NPWTドレッシング装着・交換時の皮膚のバリアはフィルム糊付け目的も兼

12歳女児のchest wall(胸の真ん中)にある術後の創床にNPWTが使用されることになりました。

NPWT(陰圧閉鎖療法)は、平たんな場所に用いる際は、特に空気漏れの問題も無いのですが、足の先や、足の付け根付近、脇や女性の胸など、部位によっては、隙間から空気が漏れて、NPWTがきちんと機能しない場合が多くあります。

このヒスパニック系の12歳の女児は、体系的には大人と変わらなくて、と言うより、平均的な成人日本人女性の2倍くらいの凹凸で、創床の面積は比較的小さいものの、フィルム貼り付け面積が大きくならざるを得ませんでした。

ここで必須なのが、スキンプレップ(創床周りの肌の準備)です。

そこで常に登場するのが、私の大好きな創傷ケアサプライである、Cavilon No Sting Barrier Filmです。以前も述べましたが、3M社の逸品なのです。Infecion Controlの観点からはアウトですが、私のポケットには、ほぼ常にこれが2,3個入っています。

これを傷床周りに塗って、肌を保護すると共に、フィルムの付きを良くします。

★ ★ ★

** 求められること **
上のNPWTと皮膚の保護についての文章の続きを、最後の文の後から書け。

★ ★ ★

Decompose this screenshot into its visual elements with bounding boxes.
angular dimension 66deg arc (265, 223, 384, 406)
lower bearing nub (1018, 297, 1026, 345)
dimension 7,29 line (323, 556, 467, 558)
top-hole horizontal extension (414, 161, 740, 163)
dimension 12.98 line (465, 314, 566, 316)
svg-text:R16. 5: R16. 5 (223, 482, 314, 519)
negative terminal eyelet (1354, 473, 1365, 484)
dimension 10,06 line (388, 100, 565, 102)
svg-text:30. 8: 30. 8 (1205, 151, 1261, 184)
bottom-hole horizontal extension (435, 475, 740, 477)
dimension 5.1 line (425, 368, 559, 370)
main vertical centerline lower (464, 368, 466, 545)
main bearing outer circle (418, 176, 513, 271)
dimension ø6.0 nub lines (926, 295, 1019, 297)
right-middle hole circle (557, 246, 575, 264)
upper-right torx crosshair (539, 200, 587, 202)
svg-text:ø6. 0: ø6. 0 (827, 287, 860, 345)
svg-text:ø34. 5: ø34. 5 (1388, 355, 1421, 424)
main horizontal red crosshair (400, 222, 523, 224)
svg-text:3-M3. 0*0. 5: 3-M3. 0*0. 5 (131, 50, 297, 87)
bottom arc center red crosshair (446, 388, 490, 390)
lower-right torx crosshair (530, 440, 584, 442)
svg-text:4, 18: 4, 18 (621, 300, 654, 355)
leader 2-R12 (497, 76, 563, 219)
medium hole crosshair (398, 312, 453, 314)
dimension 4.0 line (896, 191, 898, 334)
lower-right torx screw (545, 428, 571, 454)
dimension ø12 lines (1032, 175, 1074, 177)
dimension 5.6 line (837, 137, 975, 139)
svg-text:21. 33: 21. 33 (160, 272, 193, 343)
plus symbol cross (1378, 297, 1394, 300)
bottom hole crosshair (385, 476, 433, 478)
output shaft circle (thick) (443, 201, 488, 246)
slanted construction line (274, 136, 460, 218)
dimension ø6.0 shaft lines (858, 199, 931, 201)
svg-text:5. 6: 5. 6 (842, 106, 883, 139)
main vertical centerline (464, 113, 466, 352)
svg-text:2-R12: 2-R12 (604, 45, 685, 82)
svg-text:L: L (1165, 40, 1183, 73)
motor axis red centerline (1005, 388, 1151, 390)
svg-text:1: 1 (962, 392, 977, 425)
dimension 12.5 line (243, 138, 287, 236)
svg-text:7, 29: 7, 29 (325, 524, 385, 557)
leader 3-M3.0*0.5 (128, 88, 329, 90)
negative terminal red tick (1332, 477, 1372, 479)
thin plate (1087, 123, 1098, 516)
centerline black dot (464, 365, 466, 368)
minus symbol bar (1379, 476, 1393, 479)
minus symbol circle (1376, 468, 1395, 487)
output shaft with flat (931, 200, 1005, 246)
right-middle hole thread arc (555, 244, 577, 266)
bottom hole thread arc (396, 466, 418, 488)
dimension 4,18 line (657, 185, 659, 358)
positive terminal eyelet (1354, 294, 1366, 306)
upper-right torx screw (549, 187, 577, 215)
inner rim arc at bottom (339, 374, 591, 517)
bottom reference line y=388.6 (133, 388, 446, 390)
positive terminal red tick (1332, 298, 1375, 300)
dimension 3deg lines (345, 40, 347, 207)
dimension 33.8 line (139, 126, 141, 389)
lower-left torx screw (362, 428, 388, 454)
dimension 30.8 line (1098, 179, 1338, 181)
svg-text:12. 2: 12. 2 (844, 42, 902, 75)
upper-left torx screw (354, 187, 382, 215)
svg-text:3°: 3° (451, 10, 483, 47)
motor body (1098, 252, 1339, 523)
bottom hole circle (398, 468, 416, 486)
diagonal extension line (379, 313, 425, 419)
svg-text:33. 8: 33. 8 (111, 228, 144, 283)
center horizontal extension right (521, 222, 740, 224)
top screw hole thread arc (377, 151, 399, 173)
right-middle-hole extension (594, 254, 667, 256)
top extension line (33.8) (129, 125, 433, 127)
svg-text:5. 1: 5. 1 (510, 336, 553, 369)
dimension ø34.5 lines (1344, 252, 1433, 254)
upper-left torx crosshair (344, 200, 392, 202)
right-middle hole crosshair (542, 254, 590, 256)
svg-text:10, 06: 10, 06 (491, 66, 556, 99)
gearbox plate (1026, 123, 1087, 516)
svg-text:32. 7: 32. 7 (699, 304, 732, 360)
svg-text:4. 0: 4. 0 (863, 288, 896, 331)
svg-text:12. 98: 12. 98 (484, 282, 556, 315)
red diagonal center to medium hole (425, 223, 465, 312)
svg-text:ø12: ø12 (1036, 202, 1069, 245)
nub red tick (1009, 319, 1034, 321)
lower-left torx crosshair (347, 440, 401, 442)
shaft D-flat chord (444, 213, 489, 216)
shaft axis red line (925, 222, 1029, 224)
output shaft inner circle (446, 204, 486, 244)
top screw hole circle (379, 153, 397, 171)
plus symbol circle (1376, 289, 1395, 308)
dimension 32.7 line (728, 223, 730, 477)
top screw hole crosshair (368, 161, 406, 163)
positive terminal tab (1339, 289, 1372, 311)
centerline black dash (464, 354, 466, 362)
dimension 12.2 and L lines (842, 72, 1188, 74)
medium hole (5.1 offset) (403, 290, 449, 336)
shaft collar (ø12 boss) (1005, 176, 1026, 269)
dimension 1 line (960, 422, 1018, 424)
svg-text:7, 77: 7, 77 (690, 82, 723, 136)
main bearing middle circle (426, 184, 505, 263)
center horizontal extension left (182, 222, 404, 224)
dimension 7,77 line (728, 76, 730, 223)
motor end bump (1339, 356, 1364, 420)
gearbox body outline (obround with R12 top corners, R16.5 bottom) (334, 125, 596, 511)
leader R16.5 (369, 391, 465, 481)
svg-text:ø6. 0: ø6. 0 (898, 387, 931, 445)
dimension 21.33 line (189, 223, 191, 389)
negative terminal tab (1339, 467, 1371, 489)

★ ★ ★

** 出力結果 **
が、です。

この度は、漏れが予想される部位であることから、このスキンバリア・リキッド以上の強力さが求められ、ベンゾイン・スティックを使用することになりました。

これは、アルコールが入っているため、創傷のタイプによっては、肌にしみて、患者さんが痛い思いをします。

が、一時の痛みか、長時間のリーク予防かを比較した場合、やはり優先順位としては、一瞬の痛みは我慢してもらうしかありません。

さて、このベンゾインですが、キャビロンのスキンバリアがほぼ無臭なのに対し、かなり強い臭いがあります。

でも、私は、この「匂い」が割と好きで、それもその筈、ベンゾインは、日本語では「安息香」と言って、アロマテラピー等にも使用されたりします。

創傷ケア時、またはNPWTドレッシング材交換時に使用する場合は、とてもアロマテラピー的な要素は感じませんが…。

写真は、私の働く施設で使用しているベンゾインスティックで、10cmくらいの大きい綿棒みたいなのが中に一本入っていますが、3M社のベンゾインはもっと「味のある」というか「趣のある」5cmくらいの透明の容器に入っています。

個人的には3M社のが好きですが、価格の関係でこちらになったのかと思われます。

価格と言えば、この「1ml」のスキンバリア・リキッドは、購入価格が$0.75です。この購入価格は結構な値段です。

他病院は「3ml」のロリポップ型を使用している所が多いのですが、私としては、「1ml」で十分です。必要ならば、それを3個使えばいいのですから無駄がないと思います。

NPWTに於いて、スキンバリアは、肌の保護でもありますが、早い話が糊です。ボンドです。プライマーです。

なので、フィルムを補強目的で重ねる場合も、フィルム上にも塗ります。

この週末、患者さんから空気漏れの電話がかかってこないか心配でしたが、来なかったので本当に良かった!